Records for the exercise:
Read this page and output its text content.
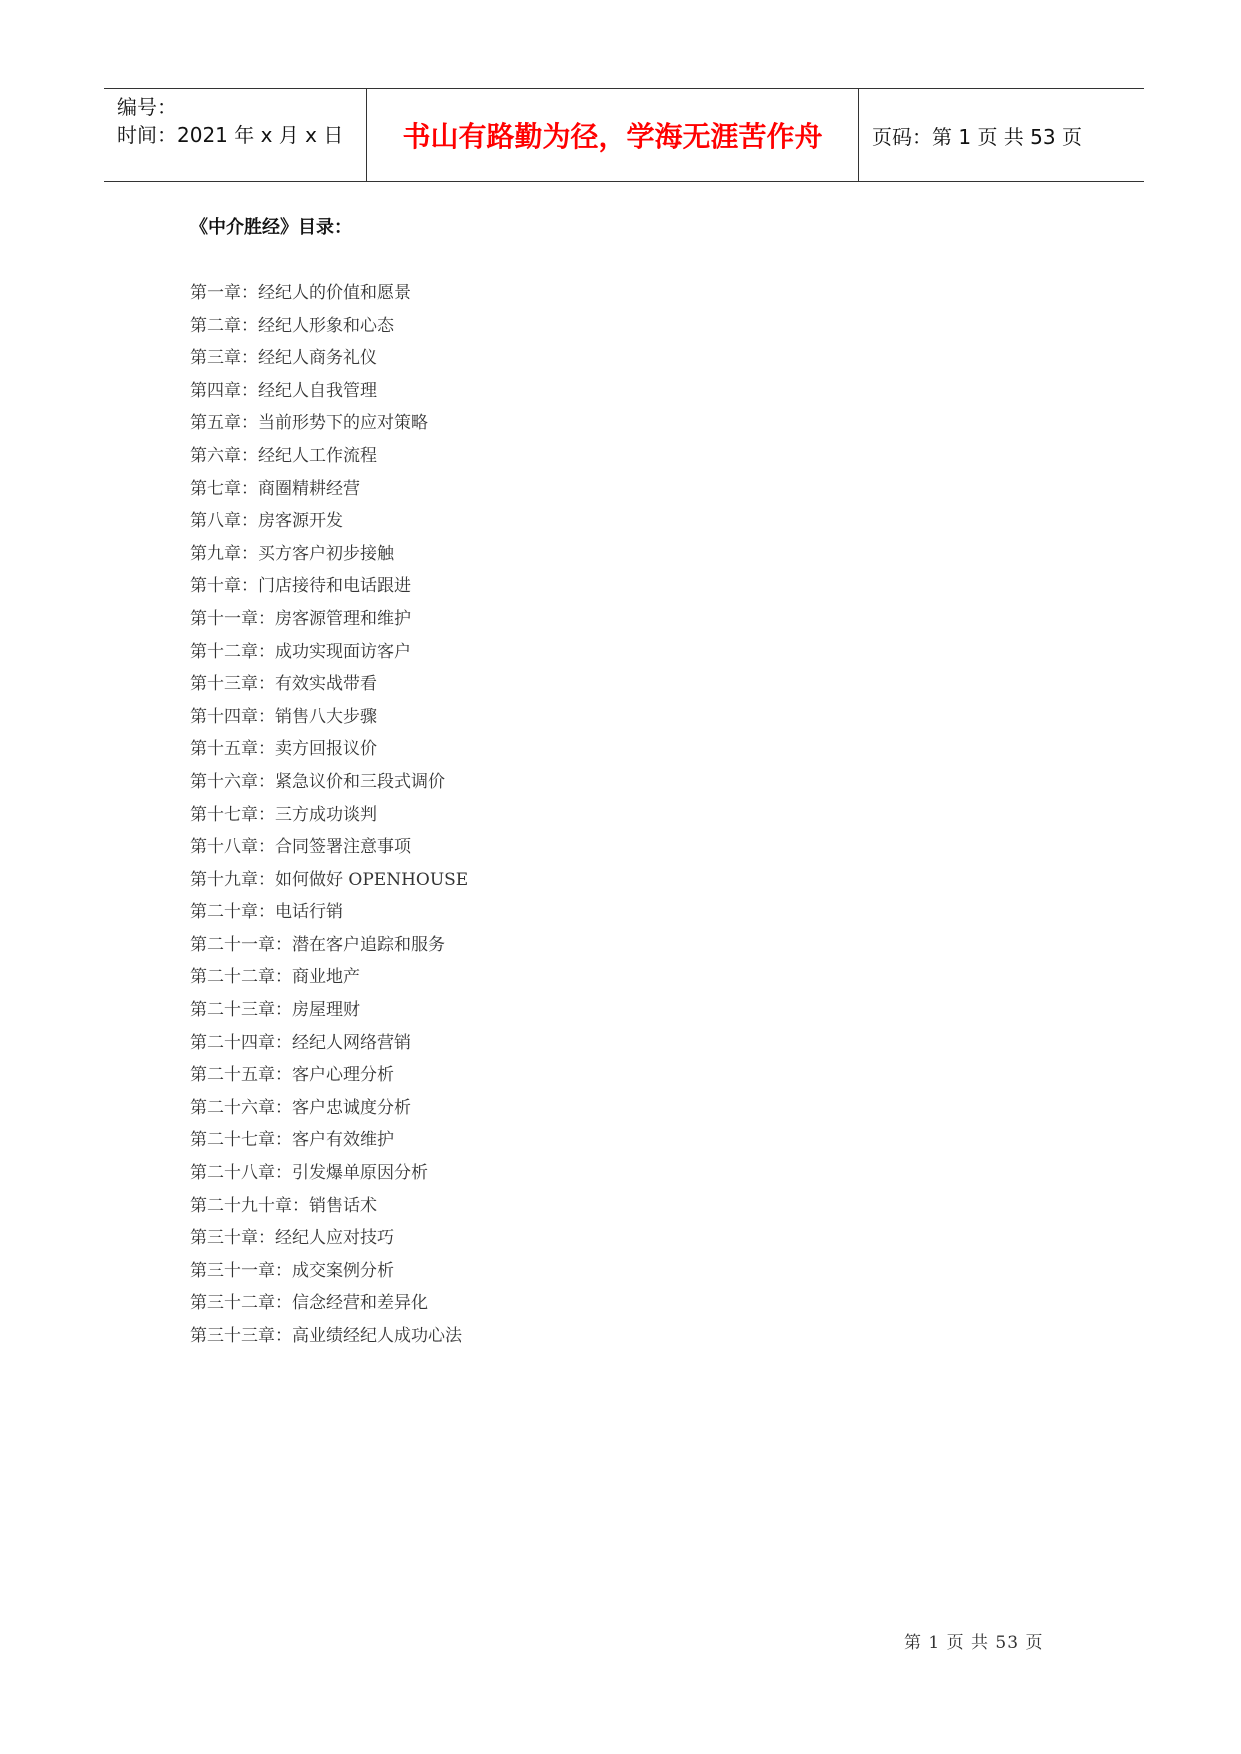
编号：
时间：2021 年 x 月 x 日	书山有路勤为径，学海无涯苦作舟	页码：第 1 页 共 53 页
《中介胜经》目录：
第一章：经纪人的价值和愿景
第二章：经纪人形象和心态
第三章：经纪人商务礼仪
第四章：经纪人自我管理
第五章：当前形势下的应对策略
第六章：经纪人工作流程
第七章：商圈精耕经营
第八章：房客源开发
第九章：买方客户初步接触
第十章：门店接待和电话跟进
第十一章：房客源管理和维护
第十二章：成功实现面访客户
第十三章：有效实战带看
第十四章：销售八大步骤
第十五章：卖方回报议价
第十六章：紧急议价和三段式调价
第十七章：三方成功谈判
第十八章：合同签署注意事项
第十九章：如何做好 OPENHOUSE
第二十章：电话行销
第二十一章：潜在客户追踪和服务
第二十二章：商业地产
第二十三章：房屋理财
第二十四章：经纪人网络营销
第二十五章：客户心理分析
第二十六章：客户忠诚度分析
第二十七章：客户有效维护
第二十八章：引发爆单原因分析
第二十九十章：销售话术
第三十章：经纪人应对技巧
第三十一章：成交案例分析
第三十二章：信念经营和差异化
第三十三章：高业绩经纪人成功心法
第 1 页 共 53 页
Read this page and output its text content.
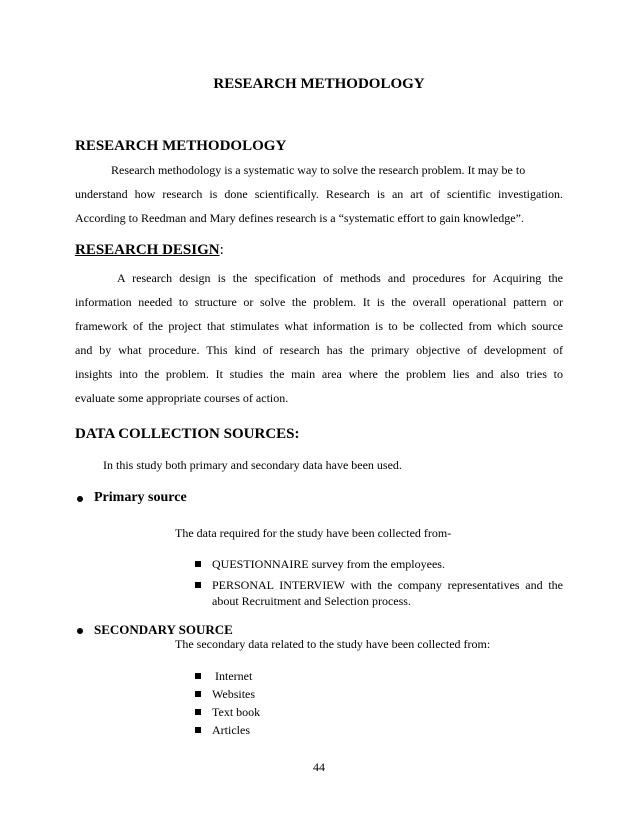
RESEARCH METHODOLOGY
RESEARCH METHODOLOGY

Research methodology is a systematic way to solve the research problem. It may be to

understand how research is done scientifically. Research is an art of scientific investigation.

According to Reedman and Mary defines research is a “systematic effort to gain knowledge”.

RESEARCH DESIGN:

A research design is the specification of methods and procedures for Acquiring the

information needed to structure or solve the problem. It is the overall operational pattern or

framework of the project that stimulates what information is to be collected from which source

and by what procedure. This kind of research has the primary objective of development of

insights into the problem. It studies the main area where the problem lies and also tries to

evaluate some appropriate courses of action.

DATA COLLECTION SOURCES:
In this study both primary and secondary data have been used.
Primary source
The data required for the study have been collected from-
QUESTIONNAIRE survey from the employees.
PERSONAL INTERVIEW with the company representatives and the
about Recruitment and Selection process.
SECONDARY SOURCE
The secondary data related to the study have been collected from:
Internet
Websites
Text book
Articles
44
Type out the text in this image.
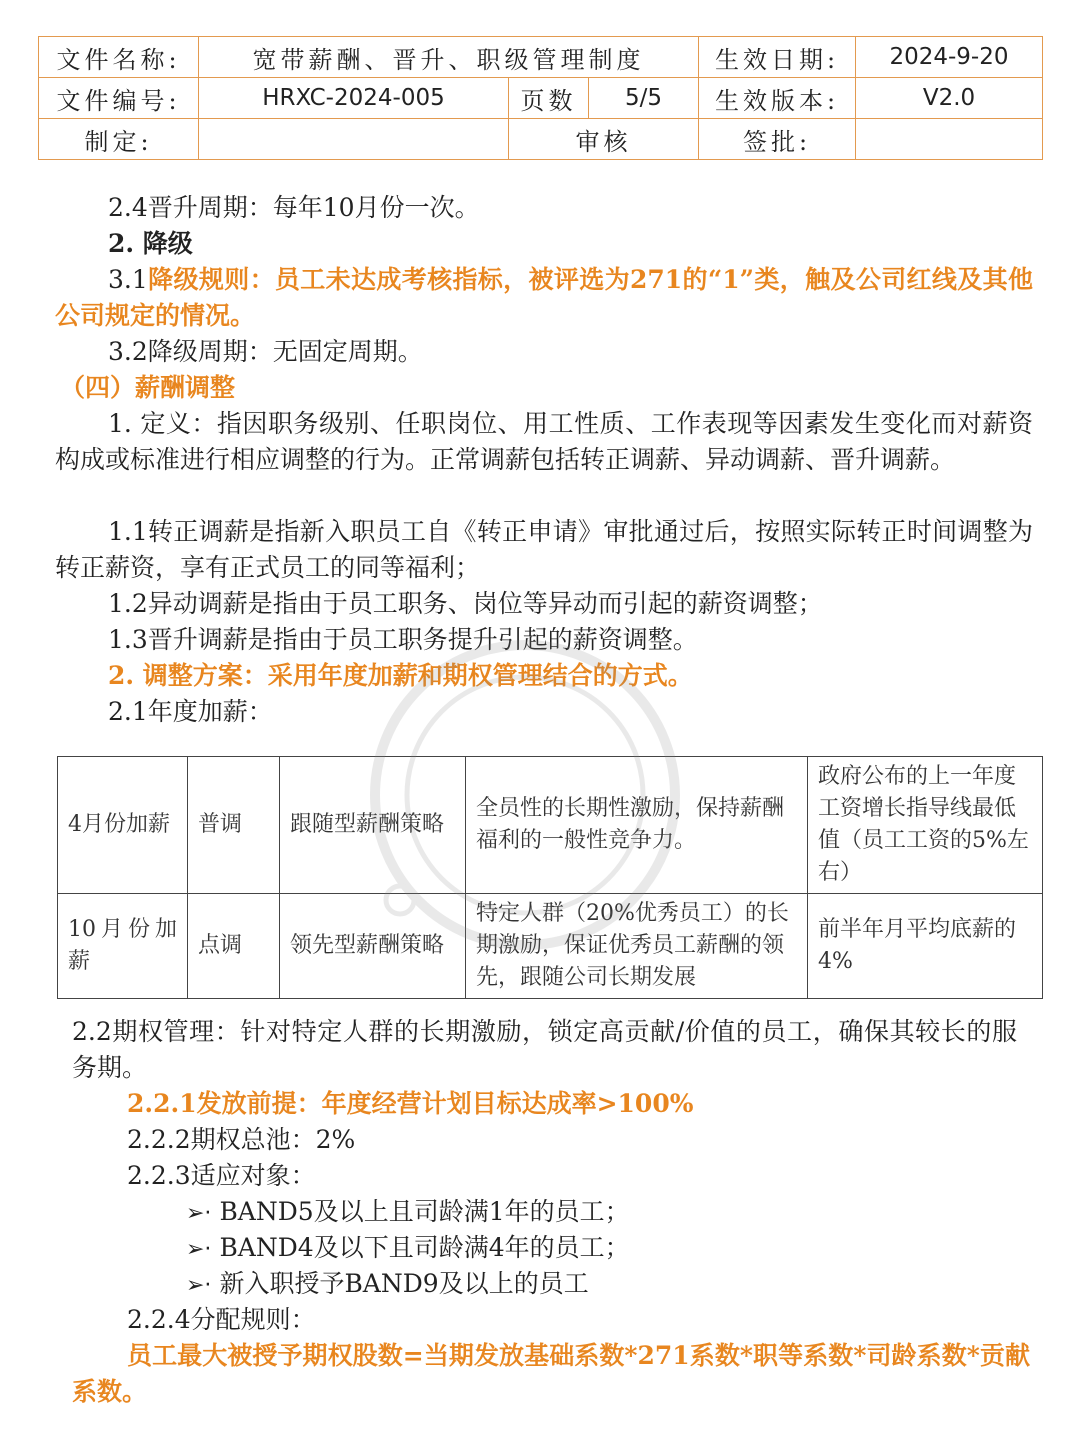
文件名称:	宽带薪酬、晋升、职级管理制度			生效日期:	2024-9-20
文件编号:	HRXC-2024-005	页数	5/5	生效版本:	V2.0
制定:		审核		签批:	
2.4晋升周期：每年10月份一次。
2. 降级
3.1降级规则：员工未达成考核指标，被评选为271的“1”类，触及公司红线及其他公司规定的情况。
3.2降级周期：无固定周期。
（四）薪酬调整
1. 定义：指因职务级别、任职岗位、用工性质、工作表现等因素发生变化而对薪资构成或标准进行相应调整的行为。正常调薪包括转正调薪、异动调薪、晋升调薪。
1.1转正调薪是指新入职员工自《转正申请》审批通过后，按照实际转正时间调整为转正薪资，享有正式员工的同等福利；
1.2异动调薪是指由于员工职务、岗位等异动而引起的薪资调整；
1.3晋升调薪是指由于员工职务提升引起的薪资调整。
2. 调整方案：采用年度加薪和期权管理结合的方式。
2.1年度加薪：
4月份加薪	普调	跟随型薪酬策略	全员性的长期性激励，保持薪酬福利的一般性竞争力。	政府公布的上一年度工资增长指导线最低值（员工工资的5%左右）
10月份加薪	点调	领先型薪酬策略	特定人群（20%优秀员工）的长期激励，保证优秀员工薪酬的领先，跟随公司长期发展	前半年月平均底薪的4%
2.2期权管理：针对特定人群的长期激励，锁定高贡献/价值的员工，确保其较长的服务期。
2.2.1发放前提：年度经营计划目标达成率>100%
2.2.2期权总池：2%
2.2.3适应对象：
➢· BAND5及以上且司龄满1年的员工；
➢· BAND4及以下且司龄满4年的员工；
➢· 新入职授予BAND9及以上的员工
2.2.4分配规则：
员工最大被授予期权股数=当期发放基础系数*271系数*职等系数*司龄系数*贡献系数。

Your objective: Which lines hold the word "problem"? Return all of them from the records above.

Task result:
Research methodology is a systematic way to solve the research problem. It may be to
information needed to structure or solve the problem. It is the overall operational pattern or
insights into the problem. It studies the main area where the problem lies and also tries to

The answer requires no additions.